Figure contents as structured data:
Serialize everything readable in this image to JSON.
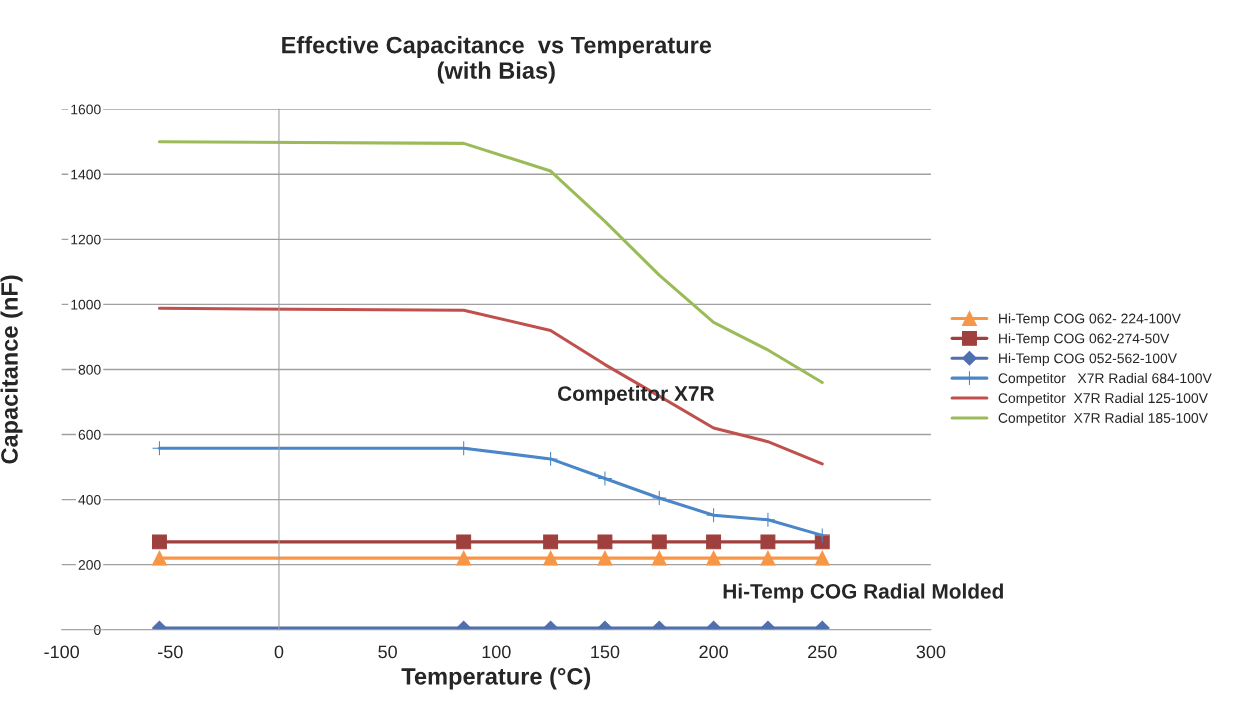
{
  "chart_data": {
    "type": "line",
    "title": "Effective Capacitance  vs Temperature\n(with Bias)",
    "xlabel": "Temperature (°C)",
    "ylabel": "Capacitance (nF)",
    "x": [
      -55,
      85,
      125,
      150,
      175,
      200,
      225,
      250
    ],
    "series": [
      {
        "name": "Hi-Temp COG 062- 224-100V",
        "color": "#f79646",
        "marker": "triangle",
        "values": [
          220,
          220,
          220,
          220,
          220,
          220,
          220,
          220
        ]
      },
      {
        "name": "Hi-Temp COG 062-274-50V",
        "color": "#a0403e",
        "marker": "square",
        "values": [
          270,
          270,
          270,
          270,
          270,
          270,
          270,
          270
        ]
      },
      {
        "name": "Hi-Temp COG 052-562-100V",
        "color": "#4f6fae",
        "marker": "diamond",
        "values": [
          5,
          5,
          5,
          5,
          5,
          5,
          5,
          5
        ]
      },
      {
        "name": "Competitor   X7R Radial 684-100V",
        "color": "#4a86c8",
        "marker": "cross",
        "values": [
          558,
          558,
          525,
          465,
          405,
          352,
          338,
          290
        ]
      },
      {
        "name": "Competitor  X7R Radial 125-100V",
        "color": "#c0504d",
        "marker": "none",
        "values": [
          988,
          982,
          920,
          815,
          718,
          620,
          578,
          510
        ]
      },
      {
        "name": "Competitor  X7R Radial 185-100V",
        "color": "#9bbb59",
        "marker": "none",
        "values": [
          1500,
          1495,
          1410,
          1255,
          1090,
          945,
          860,
          760
        ]
      }
    ],
    "xlim": [
      -100,
      300
    ],
    "xticks": [
      -100,
      -50,
      0,
      50,
      100,
      150,
      200,
      250,
      300
    ],
    "ylim": [
      0,
      1600
    ],
    "yticks": [
      0,
      200,
      400,
      600,
      800,
      1000,
      1200,
      1400,
      1600
    ],
    "grid": "y",
    "legend": "right",
    "annotations": [
      "Competitor X7R",
      "Hi-Temp COG Radial Molded"
    ]
  }
}
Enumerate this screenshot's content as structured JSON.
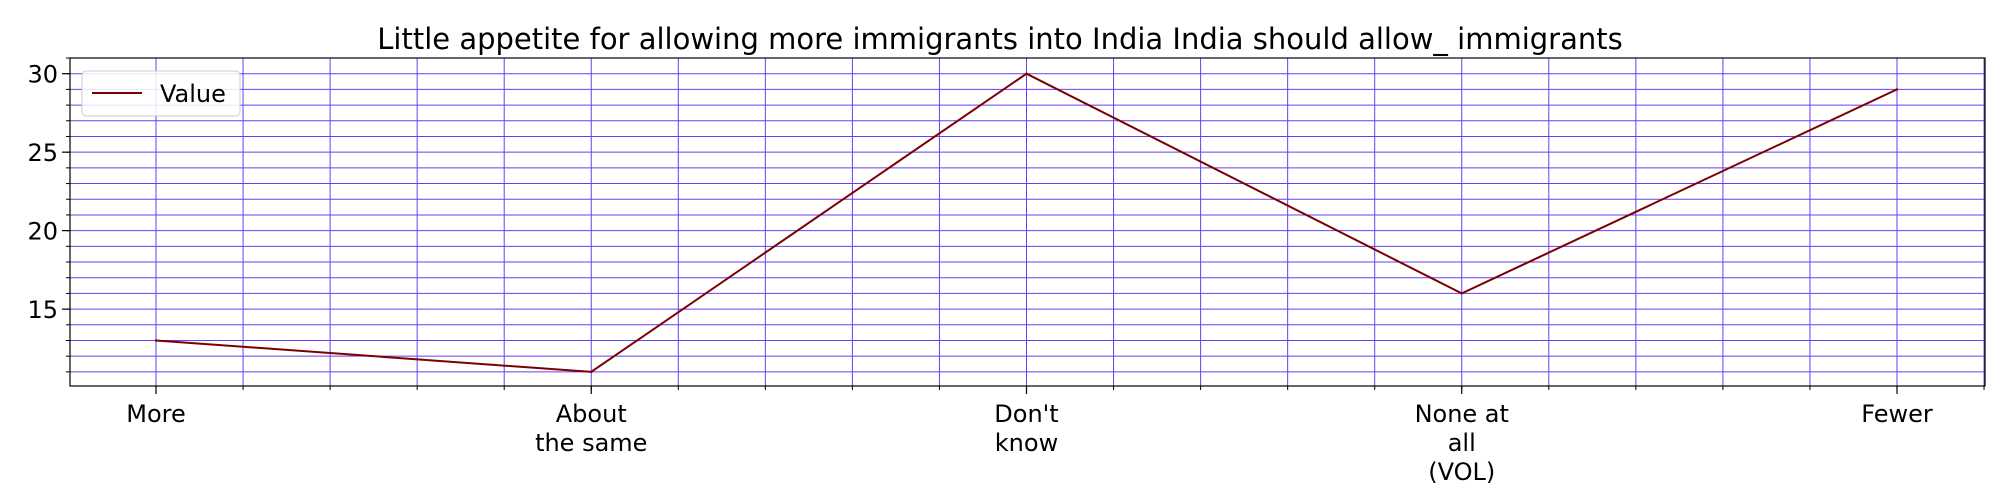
{
  "chart_data": {
    "type": "line",
    "title": "Little appetite for allowing more immigrants into India India should allow_ immigrants",
    "categories": [
      [
        "More"
      ],
      [
        "About",
        "the same"
      ],
      [
        "Don't",
        "know"
      ],
      [
        "None at",
        "all",
        "(VOL)"
      ],
      [
        "Fewer"
      ]
    ],
    "series": [
      {
        "name": "Value",
        "values": [
          13,
          11,
          30,
          16,
          29
        ],
        "color": "#7b0000"
      }
    ],
    "xlabel": "",
    "ylabel": "",
    "ylim": [
      10.1,
      31.0
    ],
    "yticks": [
      15,
      20,
      25,
      30
    ],
    "yminor_step": 1,
    "grid": true,
    "grid_color": "#6a3ff0",
    "legend_position": "upper-left"
  }
}
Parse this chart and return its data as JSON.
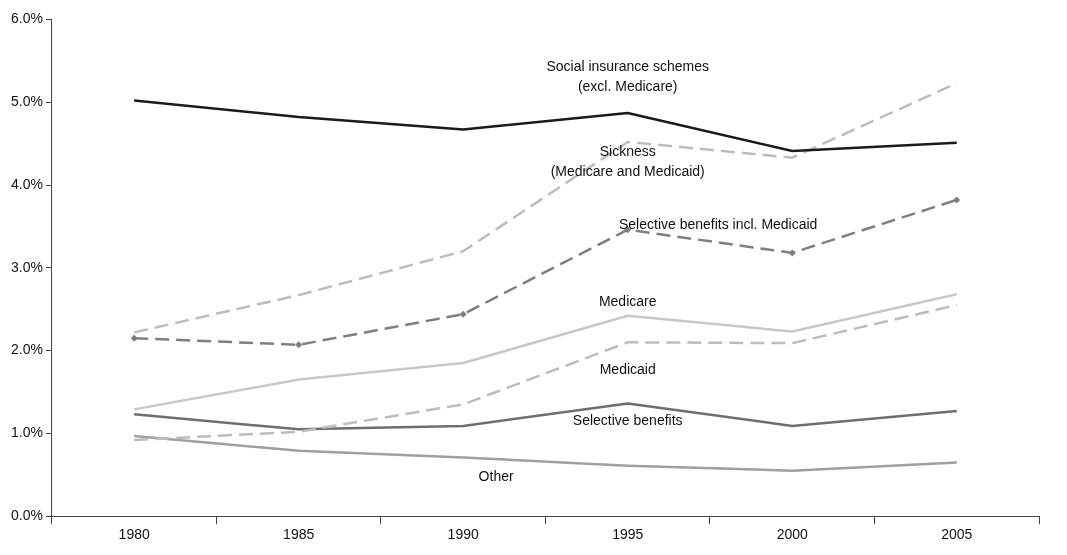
{
  "chart_data": {
    "type": "line",
    "categories": [
      "1980",
      "1985",
      "1990",
      "1995",
      "2000",
      "2005"
    ],
    "ylim": [
      0,
      6
    ],
    "yticks": [
      {
        "value": 0,
        "label": "0.0%"
      },
      {
        "value": 1,
        "label": "1.0%"
      },
      {
        "value": 2,
        "label": "2.0%"
      },
      {
        "value": 3,
        "label": "3.0%"
      },
      {
        "value": 4,
        "label": "4.0%"
      },
      {
        "value": 5,
        "label": "5.0%"
      },
      {
        "value": 6,
        "label": "6.0%"
      }
    ],
    "grid": false,
    "legend": false,
    "series": [
      {
        "name": "Social insurance schemes (excl. Medicare)",
        "color": "#1a1a1a",
        "line_style": "solid",
        "marker": "none",
        "values": [
          5.02,
          4.82,
          4.67,
          4.87,
          4.41,
          4.51
        ]
      },
      {
        "name": "Sickness (Medicare and Medicaid)",
        "color": "#bdbdbd",
        "line_style": "dashed",
        "marker": "none",
        "values": [
          2.22,
          2.67,
          3.2,
          4.52,
          4.33,
          5.23
        ]
      },
      {
        "name": "Selective benefits incl. Medicaid",
        "color": "#7f7f7f",
        "line_style": "dashed",
        "marker": "diamond",
        "values": [
          2.15,
          2.07,
          2.44,
          3.46,
          3.18,
          3.82
        ]
      },
      {
        "name": "Medicare",
        "color": "#c8c8c8",
        "line_style": "solid",
        "marker": "none",
        "values": [
          1.29,
          1.65,
          1.85,
          2.42,
          2.23,
          2.68
        ]
      },
      {
        "name": "Medicaid",
        "color": "#bdbdbd",
        "line_style": "dashed",
        "marker": "none",
        "values": [
          0.92,
          1.02,
          1.35,
          2.1,
          2.09,
          2.55
        ]
      },
      {
        "name": "Selective benefits",
        "color": "#6e6e6e",
        "line_style": "solid",
        "marker": "none",
        "values": [
          1.23,
          1.05,
          1.09,
          1.36,
          1.09,
          1.27
        ]
      },
      {
        "name": "Other",
        "color": "#a0a0a0",
        "line_style": "solid",
        "marker": "none",
        "values": [
          0.97,
          0.79,
          0.71,
          0.61,
          0.55,
          0.65
        ]
      }
    ]
  }
}
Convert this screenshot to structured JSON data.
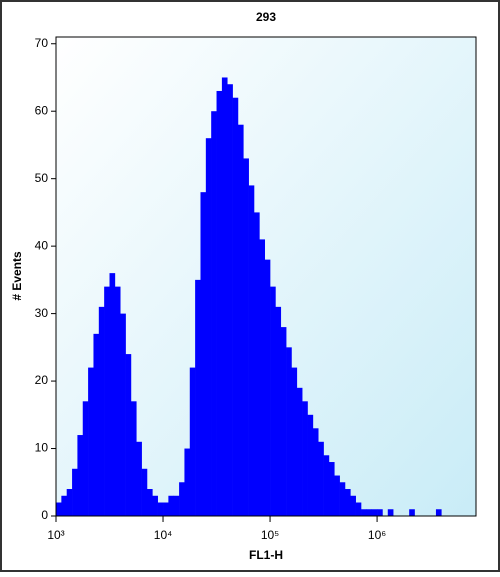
{
  "chart_data": {
    "type": "histogram",
    "title": "293",
    "x_label": "FL1-H",
    "y_label": "# Events",
    "x_scale": "log",
    "color": "#0000ff",
    "bins": [
      1000,
      1122,
      1259,
      1413,
      1585,
      1778,
      1995,
      2239,
      2512,
      2818,
      3162,
      3548,
      3981,
      4467,
      5012,
      5623,
      6310,
      7079,
      7943,
      8913,
      10000,
      11220,
      12590,
      14130,
      15850,
      17780,
      19950,
      22390,
      25120,
      28180,
      31620,
      35480,
      39810,
      44670,
      50120,
      56230,
      63100,
      70790,
      79430,
      89130,
      100000,
      112200,
      125900,
      141300,
      158500,
      177800,
      199500,
      223900,
      251200,
      281800,
      316200,
      354800,
      398100,
      446700,
      501200,
      562300,
      631000,
      707900,
      794300,
      891300,
      1000000,
      1122000,
      1259000,
      1413000,
      1585000,
      1778000,
      1995000,
      2239000,
      2512000,
      2818000,
      3162000,
      3548000,
      3981000,
      4467000,
      5012000
    ],
    "values": [
      2,
      3,
      4,
      7,
      12,
      17,
      22,
      27,
      31,
      34,
      36,
      34,
      30,
      24,
      17,
      11,
      7,
      4,
      3,
      2,
      2,
      3,
      3,
      5,
      10,
      22,
      35,
      48,
      56,
      60,
      63,
      65,
      64,
      62,
      58,
      53,
      49,
      45,
      41,
      38,
      34,
      31,
      28,
      25,
      22,
      19,
      17,
      15,
      13,
      11,
      9,
      8,
      6,
      5,
      4,
      3,
      2,
      1,
      1,
      1,
      1,
      0,
      1,
      0,
      0,
      0,
      1,
      0,
      0,
      0,
      0,
      1,
      0,
      0
    ],
    "xlim": [
      1000,
      8400000
    ],
    "xticks": [
      {
        "value": 1000,
        "label": "10³"
      },
      {
        "value": 10000,
        "label": "10⁴"
      },
      {
        "value": 100000,
        "label": "10⁵"
      },
      {
        "value": 1000000,
        "label": "10⁶"
      }
    ],
    "ylim": [
      0,
      71
    ],
    "yticks": [
      0,
      10,
      20,
      30,
      40,
      50,
      60,
      70
    ]
  }
}
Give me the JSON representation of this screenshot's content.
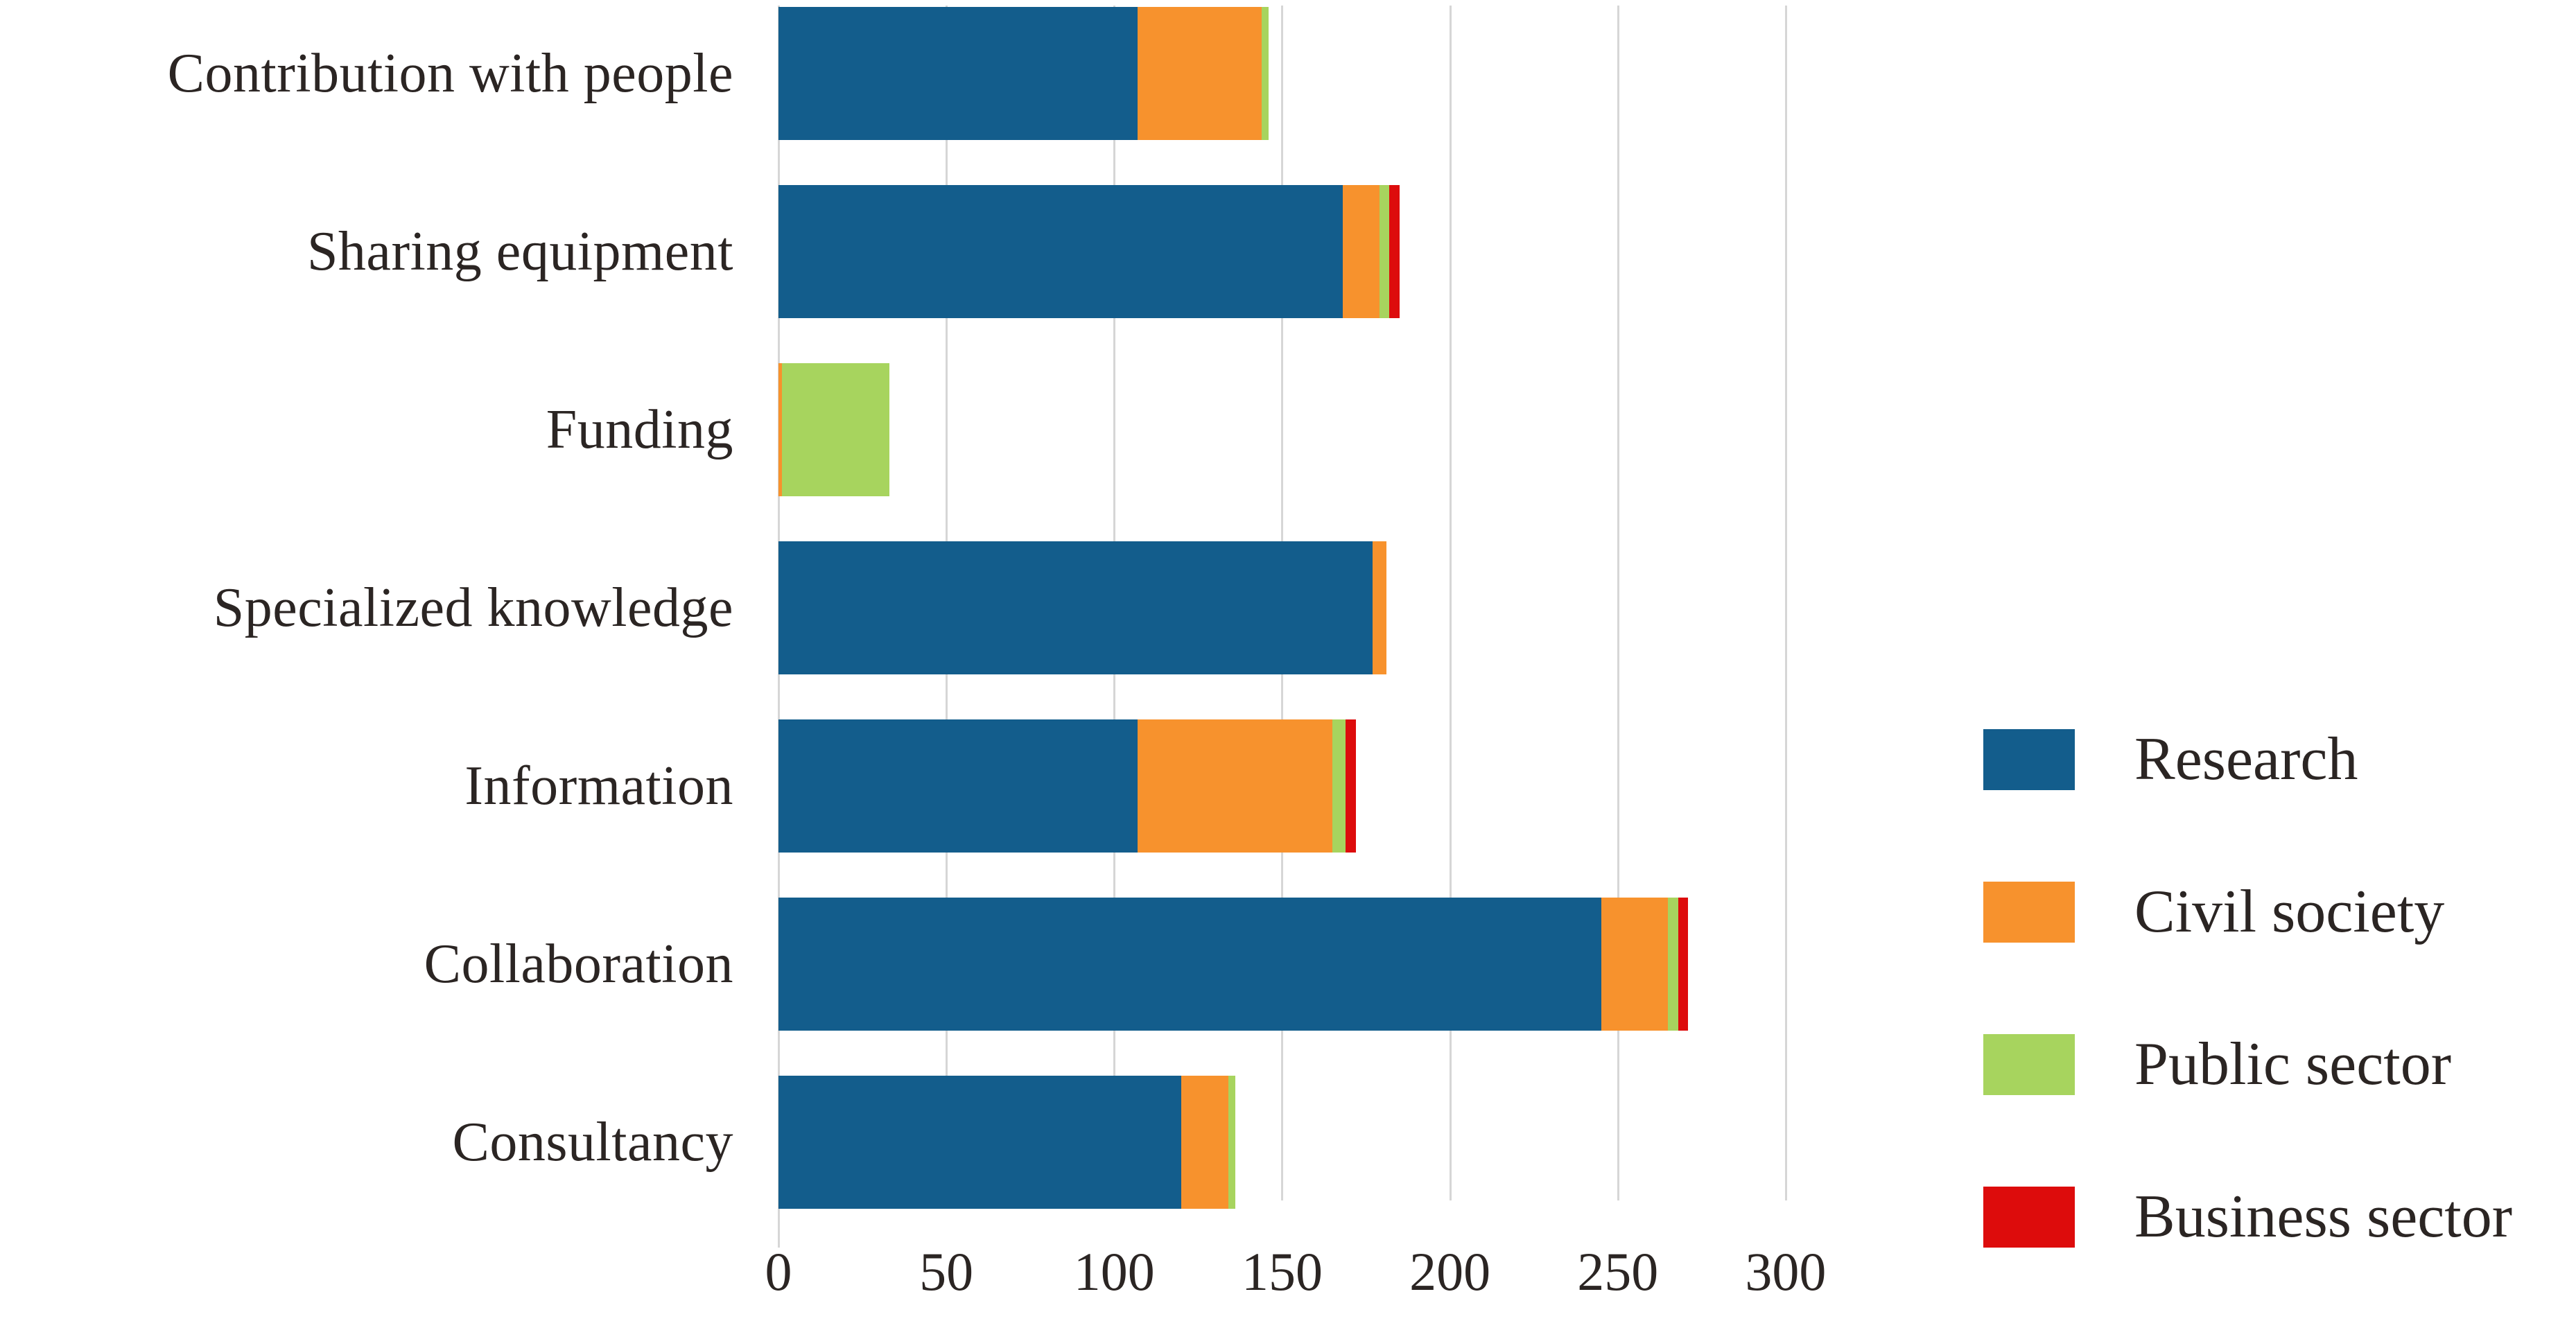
{
  "figure": {
    "background_color": "#ffffff",
    "text_color": "#2b2523",
    "gridline_color": "#d6d6d6"
  },
  "chart_data": {
    "type": "bar",
    "orientation": "horizontal",
    "stacked": true,
    "title": "",
    "xlabel": "",
    "ylabel": "",
    "grid": "vertical-only",
    "legend_position": "right",
    "categories": [
      "Contribution with people",
      "Sharing equipment",
      "Funding",
      "Specialized knowledge",
      "Information",
      "Collaboration",
      "Consultancy"
    ],
    "series": [
      {
        "name": "Research",
        "color": "#135d8c",
        "values": [
          107,
          168,
          0,
          177,
          107,
          245,
          120
        ]
      },
      {
        "name": "Civil society",
        "color": "#f7922d",
        "values": [
          37,
          11,
          1,
          4,
          58,
          20,
          14
        ]
      },
      {
        "name": "Public sector",
        "color": "#a7d45e",
        "values": [
          2,
          3,
          32,
          0,
          4,
          3,
          2
        ]
      },
      {
        "name": "Business sector",
        "color": "#dd0c0c",
        "values": [
          0,
          3,
          0,
          0,
          3,
          3,
          0
        ]
      }
    ],
    "totals": [
      146,
      185,
      33,
      181,
      172,
      271,
      136
    ],
    "x_ticks": [
      0,
      50,
      100,
      150,
      200,
      250,
      300
    ],
    "xlim": [
      0,
      327
    ]
  }
}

■ Description of the task
Check each line above for the string "Capacitance", then copy the ones that have it.

■ Output for this exercise
    "title": "Effective Capacitance  vs Temperature\n(with Bias)",
    "ylabel": "Capacitance (nF)",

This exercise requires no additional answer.